Extract, from the records beneath this instruction, each line that contains the word "Triad".
>> begin
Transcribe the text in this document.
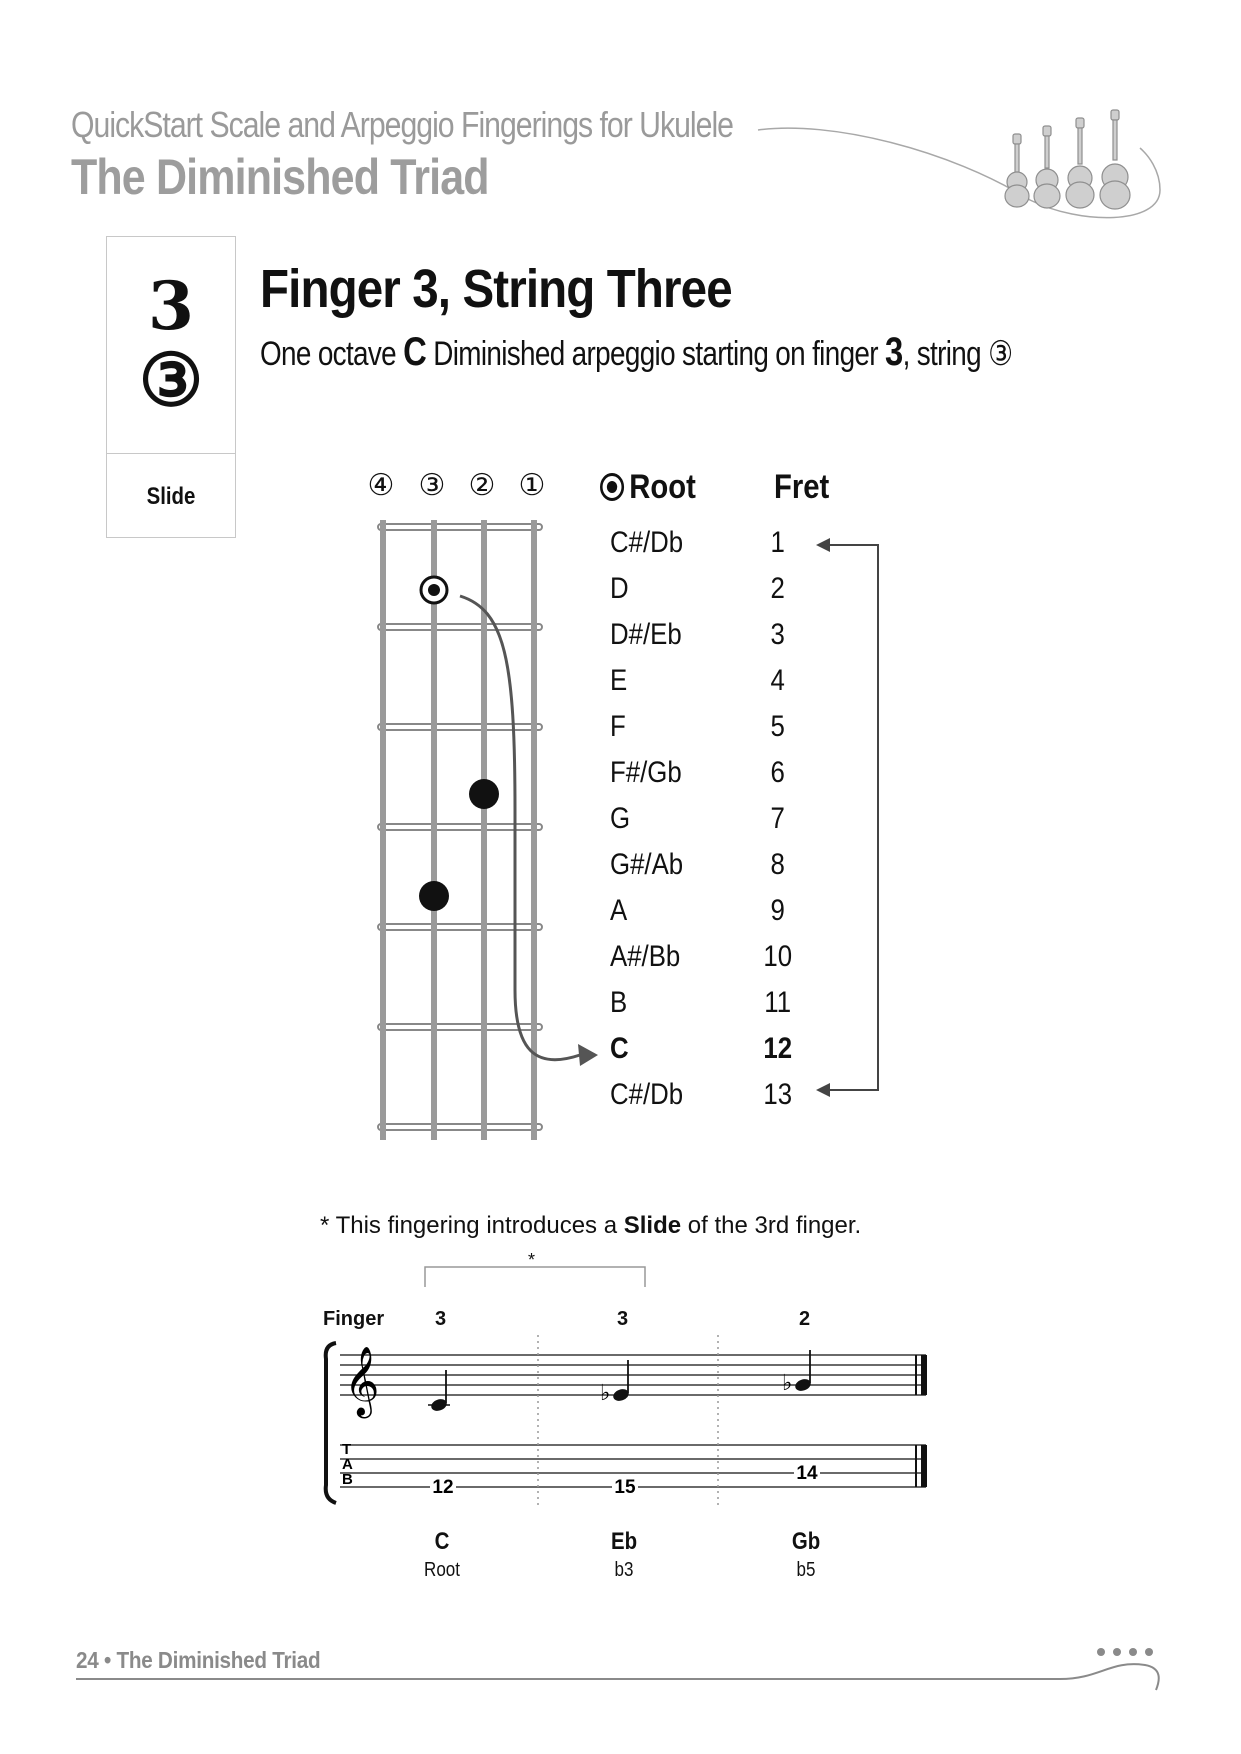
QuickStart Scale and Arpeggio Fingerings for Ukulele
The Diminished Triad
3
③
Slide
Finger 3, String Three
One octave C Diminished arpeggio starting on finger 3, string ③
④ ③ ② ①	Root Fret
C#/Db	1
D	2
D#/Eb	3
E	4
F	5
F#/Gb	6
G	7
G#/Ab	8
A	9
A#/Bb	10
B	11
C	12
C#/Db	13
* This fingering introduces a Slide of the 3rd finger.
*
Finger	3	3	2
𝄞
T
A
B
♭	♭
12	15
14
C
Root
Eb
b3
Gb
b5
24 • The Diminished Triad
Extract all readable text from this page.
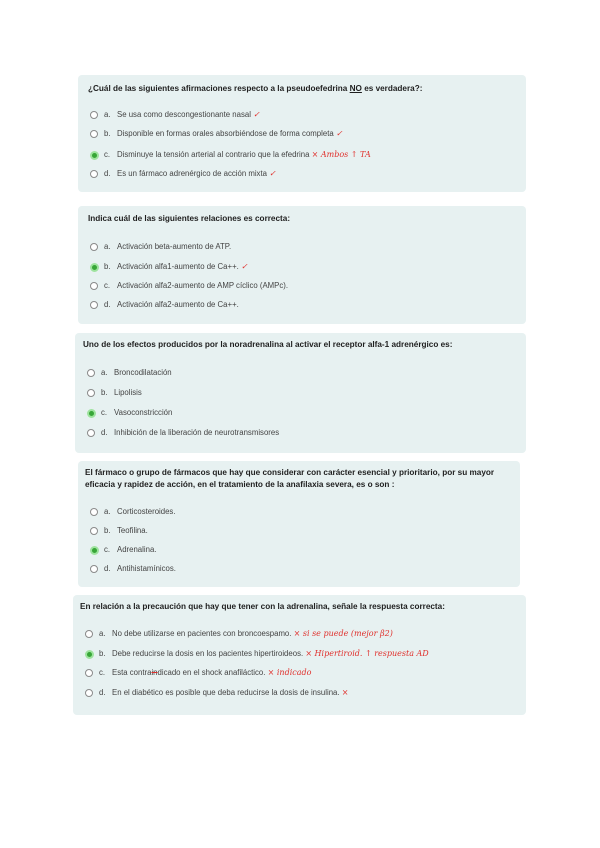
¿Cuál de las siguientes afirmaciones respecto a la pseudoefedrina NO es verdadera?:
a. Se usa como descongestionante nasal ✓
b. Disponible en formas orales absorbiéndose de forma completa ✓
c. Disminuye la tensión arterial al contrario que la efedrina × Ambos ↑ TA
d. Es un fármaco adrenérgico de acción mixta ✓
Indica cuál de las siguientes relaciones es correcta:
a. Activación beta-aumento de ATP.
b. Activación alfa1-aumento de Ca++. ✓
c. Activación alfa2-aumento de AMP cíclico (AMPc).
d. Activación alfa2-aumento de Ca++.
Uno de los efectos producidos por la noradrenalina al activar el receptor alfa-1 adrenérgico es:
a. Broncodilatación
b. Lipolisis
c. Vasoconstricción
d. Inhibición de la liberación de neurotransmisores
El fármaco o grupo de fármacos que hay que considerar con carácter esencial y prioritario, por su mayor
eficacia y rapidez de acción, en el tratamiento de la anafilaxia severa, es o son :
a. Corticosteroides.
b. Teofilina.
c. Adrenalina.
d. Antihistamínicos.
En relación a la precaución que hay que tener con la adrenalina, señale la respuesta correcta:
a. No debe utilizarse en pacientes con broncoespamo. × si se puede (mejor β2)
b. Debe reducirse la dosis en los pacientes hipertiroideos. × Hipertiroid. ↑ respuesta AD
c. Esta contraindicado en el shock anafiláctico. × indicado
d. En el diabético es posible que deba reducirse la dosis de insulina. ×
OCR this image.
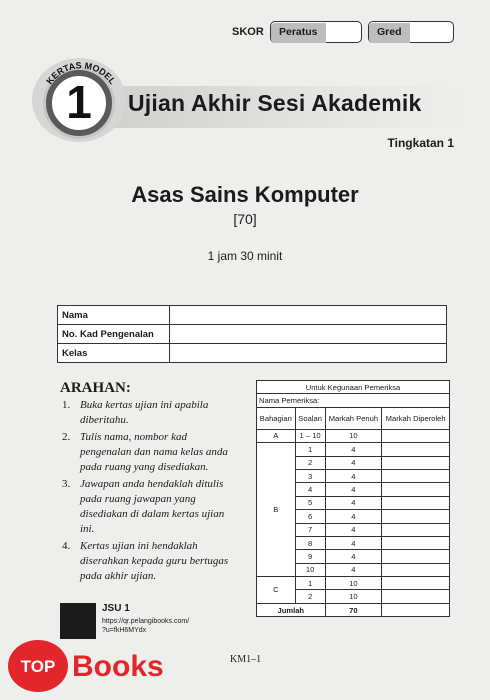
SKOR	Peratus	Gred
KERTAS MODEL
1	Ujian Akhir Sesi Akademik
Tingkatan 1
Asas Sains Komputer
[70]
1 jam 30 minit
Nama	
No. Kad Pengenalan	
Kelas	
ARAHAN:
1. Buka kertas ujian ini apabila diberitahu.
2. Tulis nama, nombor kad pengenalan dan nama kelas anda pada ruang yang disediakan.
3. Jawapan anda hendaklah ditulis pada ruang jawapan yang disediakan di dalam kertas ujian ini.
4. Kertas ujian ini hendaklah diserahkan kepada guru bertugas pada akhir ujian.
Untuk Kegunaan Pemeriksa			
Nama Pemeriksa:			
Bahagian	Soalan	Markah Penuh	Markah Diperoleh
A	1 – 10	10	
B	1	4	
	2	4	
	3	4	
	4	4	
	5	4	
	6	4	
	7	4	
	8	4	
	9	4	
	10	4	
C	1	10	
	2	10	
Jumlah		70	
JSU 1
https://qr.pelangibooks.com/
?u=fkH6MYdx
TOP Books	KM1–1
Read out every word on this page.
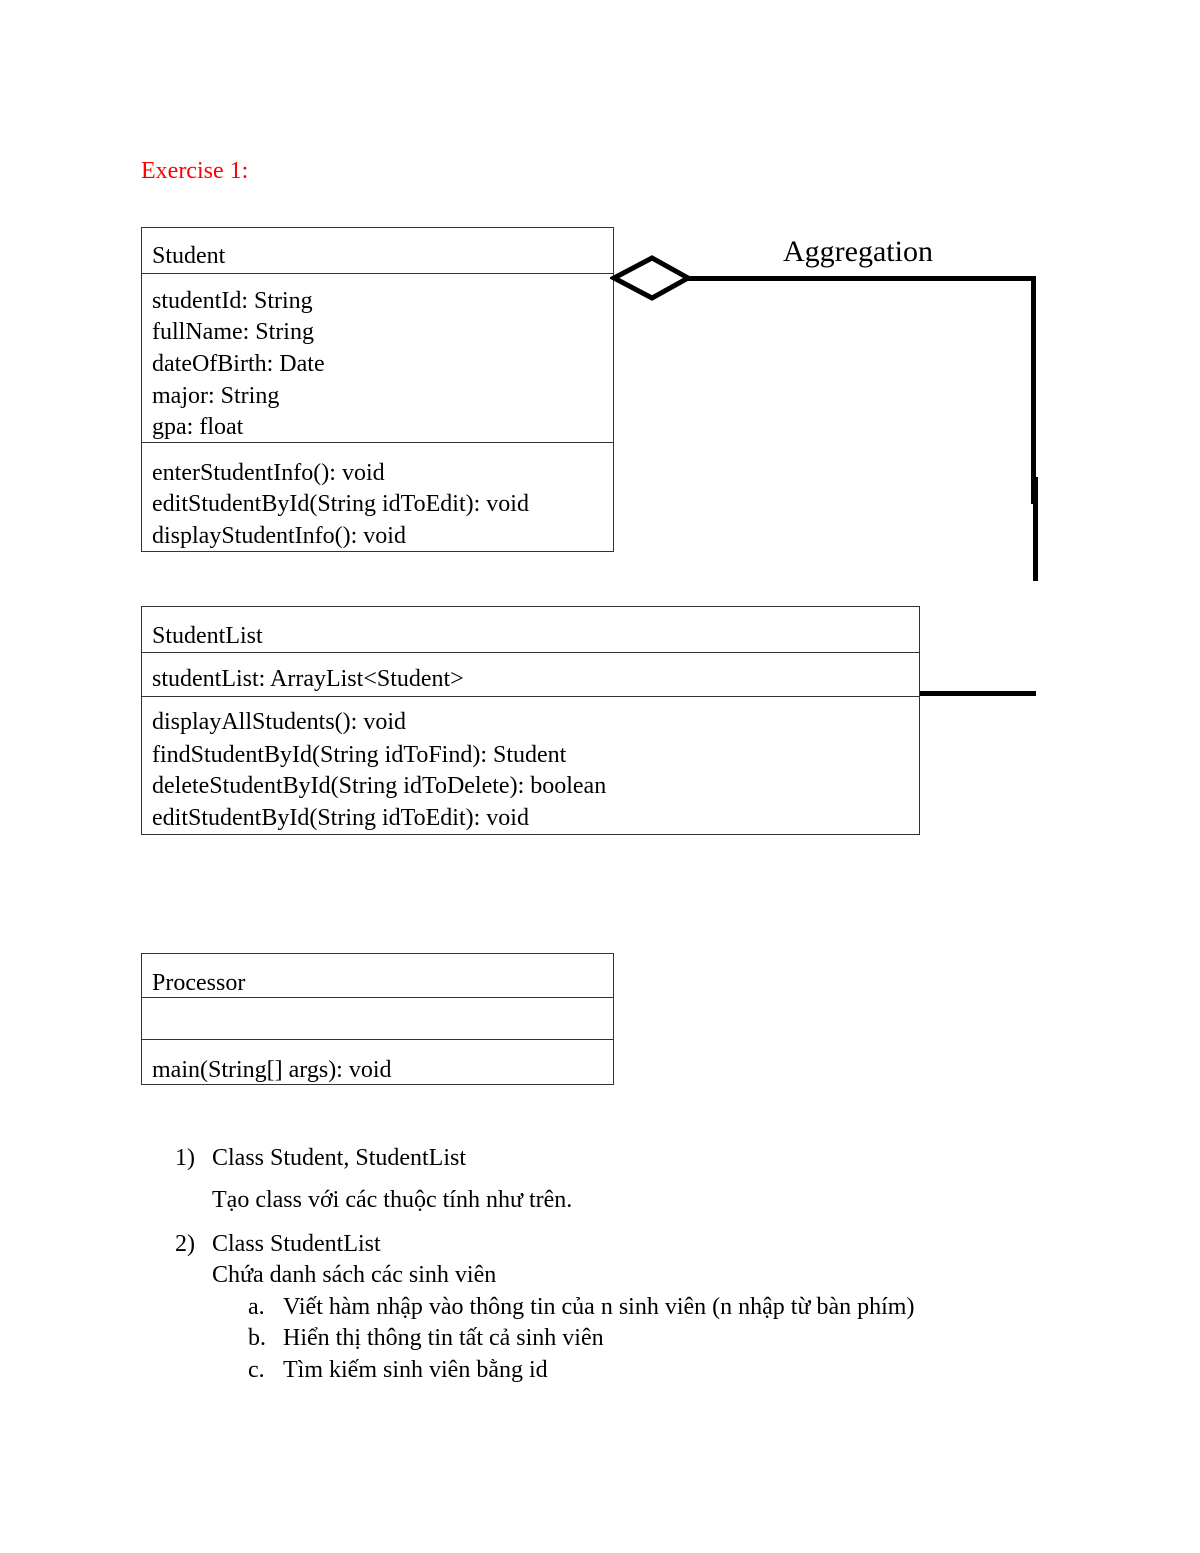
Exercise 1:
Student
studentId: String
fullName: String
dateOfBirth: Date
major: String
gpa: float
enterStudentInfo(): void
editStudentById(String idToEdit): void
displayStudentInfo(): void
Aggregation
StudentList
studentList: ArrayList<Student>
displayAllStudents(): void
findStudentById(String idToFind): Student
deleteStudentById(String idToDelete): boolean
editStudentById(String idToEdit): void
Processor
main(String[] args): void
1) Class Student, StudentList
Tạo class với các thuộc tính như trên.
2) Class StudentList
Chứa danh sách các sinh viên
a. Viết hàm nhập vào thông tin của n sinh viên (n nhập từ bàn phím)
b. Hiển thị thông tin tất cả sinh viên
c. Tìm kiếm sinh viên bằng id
>> end
ANSWER TO THIS PROBLEM
The Diminished Triad
24 • The Diminished Triad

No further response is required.